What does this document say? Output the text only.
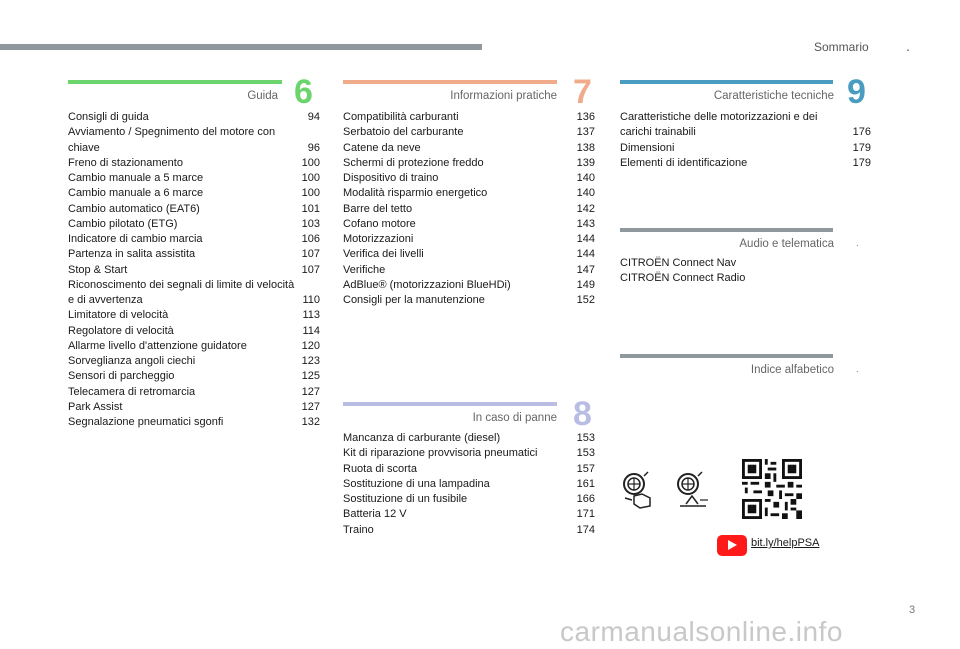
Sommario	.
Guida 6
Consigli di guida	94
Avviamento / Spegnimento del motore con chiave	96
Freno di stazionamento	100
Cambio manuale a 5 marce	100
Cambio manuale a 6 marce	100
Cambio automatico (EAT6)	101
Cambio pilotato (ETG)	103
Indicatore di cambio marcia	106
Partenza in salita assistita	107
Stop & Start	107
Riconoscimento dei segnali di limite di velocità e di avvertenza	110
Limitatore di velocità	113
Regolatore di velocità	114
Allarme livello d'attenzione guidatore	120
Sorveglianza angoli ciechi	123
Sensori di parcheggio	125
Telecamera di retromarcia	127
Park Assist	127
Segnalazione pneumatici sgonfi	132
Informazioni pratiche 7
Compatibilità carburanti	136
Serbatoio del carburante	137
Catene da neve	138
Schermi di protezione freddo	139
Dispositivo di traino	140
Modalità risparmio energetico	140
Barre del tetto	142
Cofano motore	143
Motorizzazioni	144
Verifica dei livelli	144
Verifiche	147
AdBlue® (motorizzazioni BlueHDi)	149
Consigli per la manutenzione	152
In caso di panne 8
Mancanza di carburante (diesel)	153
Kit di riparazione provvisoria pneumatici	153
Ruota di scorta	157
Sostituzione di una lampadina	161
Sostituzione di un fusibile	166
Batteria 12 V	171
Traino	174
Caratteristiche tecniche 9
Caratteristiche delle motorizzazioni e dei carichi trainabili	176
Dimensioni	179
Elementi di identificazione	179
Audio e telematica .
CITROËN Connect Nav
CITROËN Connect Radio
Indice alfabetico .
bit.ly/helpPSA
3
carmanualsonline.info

-*-

> _STATED PROBLEM_
Reproduce the data verbatim. Do not carry any picture into the copy.

> _THE RESPONSE_
What does this document say? Output the text only.
Sommario	.
Guida 6
Consigli di guida	94
Avviamento / Spegnimento del motore con chiave	96
Freno di stazionamento	100
Cambio manuale a 5 marce	100
Cambio manuale a 6 marce	100
Cambio automatico (EAT6)	101
Cambio pilotato (ETG)	103
Indicatore di cambio marcia	106
Partenza in salita assistita	107
Stop & Start	107
Riconoscimento dei segnali di limite di velocità e di avvertenza	110
Limitatore di velocità	113
Regolatore di velocità	114
Allarme livello d'attenzione guidatore	120
Sorveglianza angoli ciechi	123
Sensori di parcheggio	125
Telecamera di retromarcia	127
Park Assist	127
Segnalazione pneumatici sgonfi	132
Informazioni pratiche 7
Compatibilità carburanti	136
Serbatoio del carburante	137
Catene da neve	138
Schermi di protezione freddo	139
Dispositivo di traino	140
Modalità risparmio energetico	140
Barre del tetto	142
Cofano motore	143
Motorizzazioni	144
Verifica dei livelli	144
Verifiche	147
AdBlue® (motorizzazioni BlueHDi)	149
Consigli per la manutenzione	152
In caso di panne 8
Mancanza di carburante (diesel)	153
Kit di riparazione provvisoria pneumatici	153
Ruota di scorta	157
Sostituzione di una lampadina	161
Sostituzione di un fusibile	166
Batteria 12 V	171
Traino	174
Caratteristiche tecniche 9
Caratteristiche delle motorizzazioni e dei carichi trainabili	176
Dimensioni	179
Elementi di identificazione	179
Audio e telematica .
CITROËN Connect Nav
CITROËN Connect Radio
Indice alfabetico .
bit.ly/helpPSA
3
carmanualsonline.info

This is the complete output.